Set down every record exactly as it appears.

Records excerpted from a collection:
- Opening Delimiter -

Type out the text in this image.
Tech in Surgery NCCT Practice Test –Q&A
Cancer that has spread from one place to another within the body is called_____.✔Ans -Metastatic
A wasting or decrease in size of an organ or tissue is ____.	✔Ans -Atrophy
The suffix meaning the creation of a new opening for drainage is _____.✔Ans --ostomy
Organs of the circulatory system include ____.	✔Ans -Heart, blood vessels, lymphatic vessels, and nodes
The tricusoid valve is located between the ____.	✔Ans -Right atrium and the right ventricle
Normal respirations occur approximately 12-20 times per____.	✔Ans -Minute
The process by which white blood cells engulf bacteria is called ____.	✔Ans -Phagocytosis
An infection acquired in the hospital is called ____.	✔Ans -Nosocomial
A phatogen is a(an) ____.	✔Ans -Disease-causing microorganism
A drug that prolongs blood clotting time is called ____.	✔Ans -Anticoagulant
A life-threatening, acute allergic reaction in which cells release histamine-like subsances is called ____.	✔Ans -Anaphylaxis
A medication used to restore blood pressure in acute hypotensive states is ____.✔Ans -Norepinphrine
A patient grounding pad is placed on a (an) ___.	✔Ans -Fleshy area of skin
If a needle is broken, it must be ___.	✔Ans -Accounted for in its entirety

- Closing Delimiter -

- [Reply to the exercise]:
Type out the text in this image.
Tech in Surgery NCCT Practice Test –Q&A
Cancer that has spread from one place to another within the body is called_____.✔Ans -Metastatic
A wasting or decrease in size of an organ or tissue is ____.	✔Ans -Atrophy
The suffix meaning the creation of a new opening for drainage is _____.✔Ans --ostomy
Organs of the circulatory system include ____.	✔Ans -Heart, blood vessels, lymphatic vessels, and nodes
The tricusoid valve is located between the ____.	✔Ans -Right atrium and the right ventricle
Normal respirations occur approximately 12-20 times per____.	✔Ans -Minute
The process by which white blood cells engulf bacteria is called ____.	✔Ans -Phagocytosis
An infection acquired in the hospital is called ____.	✔Ans -Nosocomial
A phatogen is a(an) ____.	✔Ans -Disease-causing microorganism
A drug that prolongs blood clotting time is called ____.	✔Ans -Anticoagulant
A life-threatening, acute allergic reaction in which cells release histamine-like subsances is called ____.	✔Ans -Anaphylaxis
A medication used to restore blood pressure in acute hypotensive states is ____.✔Ans -Norepinphrine
A patient grounding pad is placed on a (an) ___.	✔Ans -Fleshy area of skin
If a needle is broken, it must be ___.	✔Ans -Accounted for in its entirety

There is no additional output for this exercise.